▶ What is asked: Using the data beneath, show every line that includes the word "JSON".

▶ Part of a data file:
[BEGIN]

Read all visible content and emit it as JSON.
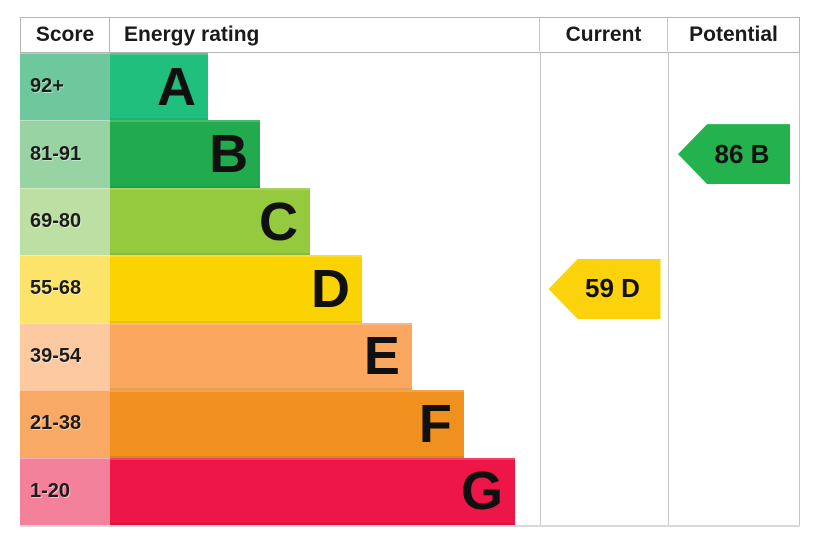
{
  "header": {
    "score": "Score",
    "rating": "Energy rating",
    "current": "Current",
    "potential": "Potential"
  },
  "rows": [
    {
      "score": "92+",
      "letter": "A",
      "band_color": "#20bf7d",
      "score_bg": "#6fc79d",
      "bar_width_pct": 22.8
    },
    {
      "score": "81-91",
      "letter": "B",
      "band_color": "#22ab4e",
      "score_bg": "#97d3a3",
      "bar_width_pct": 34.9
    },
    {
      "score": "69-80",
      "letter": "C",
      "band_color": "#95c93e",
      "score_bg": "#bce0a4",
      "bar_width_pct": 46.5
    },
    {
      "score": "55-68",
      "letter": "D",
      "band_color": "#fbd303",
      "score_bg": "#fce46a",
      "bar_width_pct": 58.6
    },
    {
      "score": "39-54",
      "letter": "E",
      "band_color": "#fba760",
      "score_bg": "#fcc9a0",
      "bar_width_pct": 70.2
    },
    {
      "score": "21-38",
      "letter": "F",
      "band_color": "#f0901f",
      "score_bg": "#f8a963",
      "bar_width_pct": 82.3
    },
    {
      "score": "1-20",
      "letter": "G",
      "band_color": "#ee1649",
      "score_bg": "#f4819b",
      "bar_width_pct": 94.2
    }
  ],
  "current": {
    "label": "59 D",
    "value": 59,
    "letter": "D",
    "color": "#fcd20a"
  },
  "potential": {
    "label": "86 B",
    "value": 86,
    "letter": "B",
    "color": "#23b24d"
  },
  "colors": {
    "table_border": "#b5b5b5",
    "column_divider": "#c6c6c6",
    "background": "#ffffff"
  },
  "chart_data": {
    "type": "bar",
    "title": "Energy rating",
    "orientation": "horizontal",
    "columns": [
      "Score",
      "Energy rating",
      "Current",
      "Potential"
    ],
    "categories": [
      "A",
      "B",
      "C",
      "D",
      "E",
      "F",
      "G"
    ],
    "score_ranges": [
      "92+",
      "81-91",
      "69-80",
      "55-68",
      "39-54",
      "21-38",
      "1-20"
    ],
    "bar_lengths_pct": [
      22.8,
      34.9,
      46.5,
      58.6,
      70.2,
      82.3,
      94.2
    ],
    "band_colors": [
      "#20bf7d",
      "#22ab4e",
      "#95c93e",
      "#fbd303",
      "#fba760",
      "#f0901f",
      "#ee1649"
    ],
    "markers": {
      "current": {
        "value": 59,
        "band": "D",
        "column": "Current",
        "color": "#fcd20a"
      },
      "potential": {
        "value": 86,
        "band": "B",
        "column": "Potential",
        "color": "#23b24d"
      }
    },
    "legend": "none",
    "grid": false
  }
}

[END]
[BEGIN]

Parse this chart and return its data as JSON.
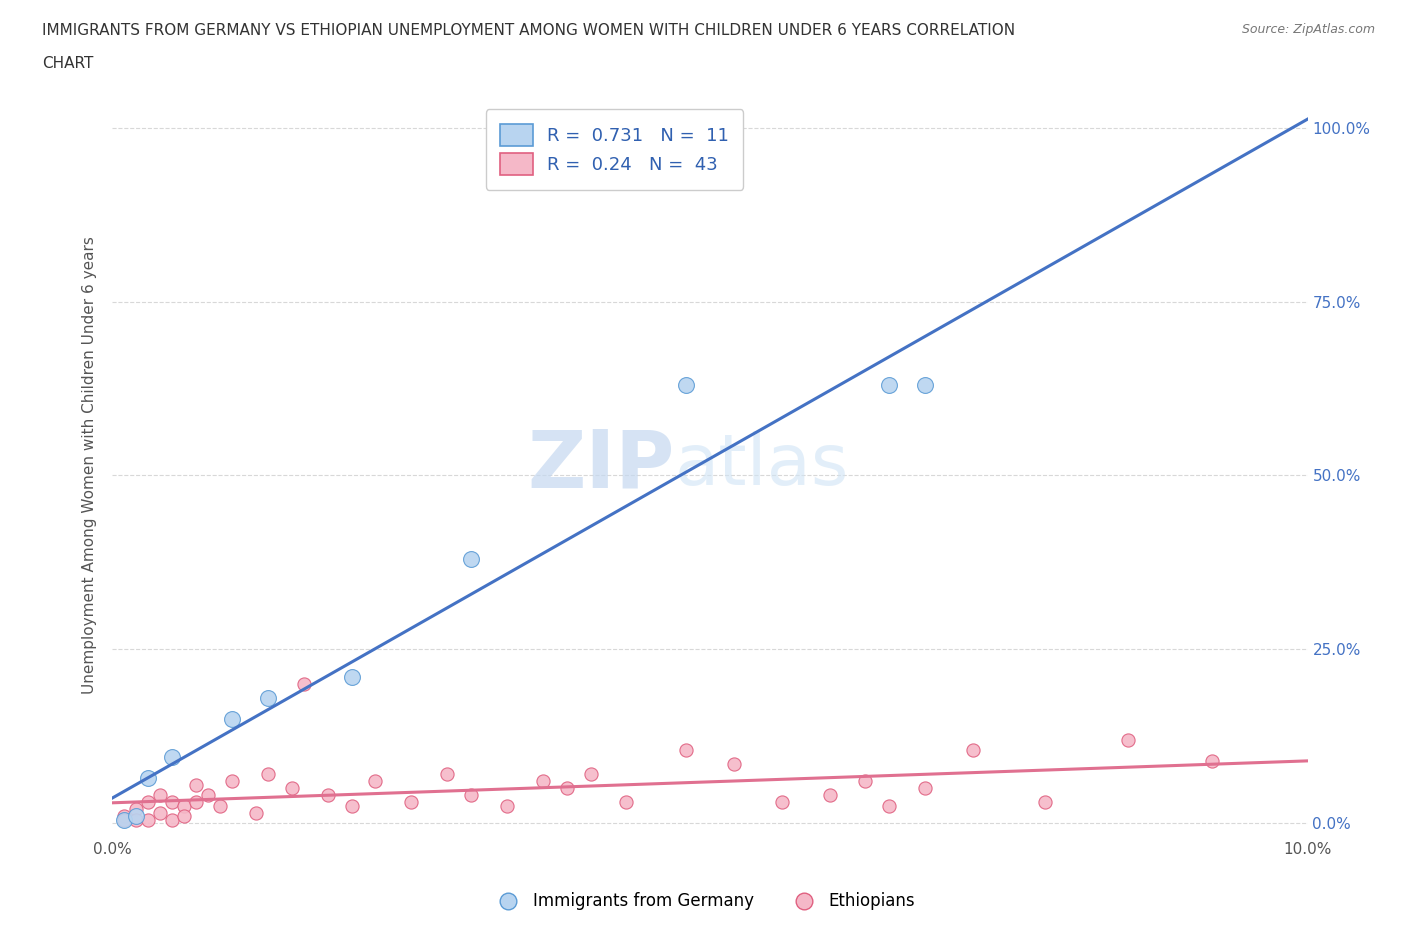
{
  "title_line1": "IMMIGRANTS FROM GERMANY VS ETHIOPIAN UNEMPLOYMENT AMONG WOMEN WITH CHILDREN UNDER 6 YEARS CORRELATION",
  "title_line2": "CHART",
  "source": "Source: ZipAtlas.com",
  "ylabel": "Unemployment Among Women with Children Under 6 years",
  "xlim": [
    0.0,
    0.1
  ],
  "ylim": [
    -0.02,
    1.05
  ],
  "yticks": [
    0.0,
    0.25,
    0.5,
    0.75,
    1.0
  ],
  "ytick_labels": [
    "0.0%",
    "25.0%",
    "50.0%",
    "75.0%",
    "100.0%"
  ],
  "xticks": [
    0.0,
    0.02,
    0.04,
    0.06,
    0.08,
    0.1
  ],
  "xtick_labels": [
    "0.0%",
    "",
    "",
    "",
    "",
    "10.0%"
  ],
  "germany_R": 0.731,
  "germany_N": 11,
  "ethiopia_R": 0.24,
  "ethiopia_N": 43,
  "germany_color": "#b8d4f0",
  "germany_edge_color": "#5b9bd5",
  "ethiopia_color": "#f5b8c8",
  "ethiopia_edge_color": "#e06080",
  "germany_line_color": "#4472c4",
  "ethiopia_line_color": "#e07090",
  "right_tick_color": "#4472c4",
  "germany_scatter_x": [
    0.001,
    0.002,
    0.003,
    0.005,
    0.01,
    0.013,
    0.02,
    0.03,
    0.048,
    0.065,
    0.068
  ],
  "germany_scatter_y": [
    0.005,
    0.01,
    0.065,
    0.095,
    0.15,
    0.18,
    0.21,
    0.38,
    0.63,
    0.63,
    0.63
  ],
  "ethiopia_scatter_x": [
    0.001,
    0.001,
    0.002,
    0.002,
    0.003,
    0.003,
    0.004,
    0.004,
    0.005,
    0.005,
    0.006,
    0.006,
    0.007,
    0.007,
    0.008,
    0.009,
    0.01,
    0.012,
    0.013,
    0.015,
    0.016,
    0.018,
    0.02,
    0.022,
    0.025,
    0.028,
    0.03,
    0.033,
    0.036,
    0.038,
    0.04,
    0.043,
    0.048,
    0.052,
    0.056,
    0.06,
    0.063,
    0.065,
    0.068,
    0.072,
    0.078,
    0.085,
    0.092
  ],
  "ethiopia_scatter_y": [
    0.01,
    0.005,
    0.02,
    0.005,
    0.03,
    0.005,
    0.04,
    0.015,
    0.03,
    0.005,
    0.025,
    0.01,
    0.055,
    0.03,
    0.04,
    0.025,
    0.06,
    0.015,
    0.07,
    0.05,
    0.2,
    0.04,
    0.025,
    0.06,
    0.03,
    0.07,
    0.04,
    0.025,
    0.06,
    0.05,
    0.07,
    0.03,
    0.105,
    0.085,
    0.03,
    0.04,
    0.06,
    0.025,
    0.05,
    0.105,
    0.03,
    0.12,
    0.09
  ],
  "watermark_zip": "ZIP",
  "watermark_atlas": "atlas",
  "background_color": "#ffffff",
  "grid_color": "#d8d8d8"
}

[END]

▶ Task solution:
Read all visible content and emit it as JSON.
Parse this chart and return its data as JSON.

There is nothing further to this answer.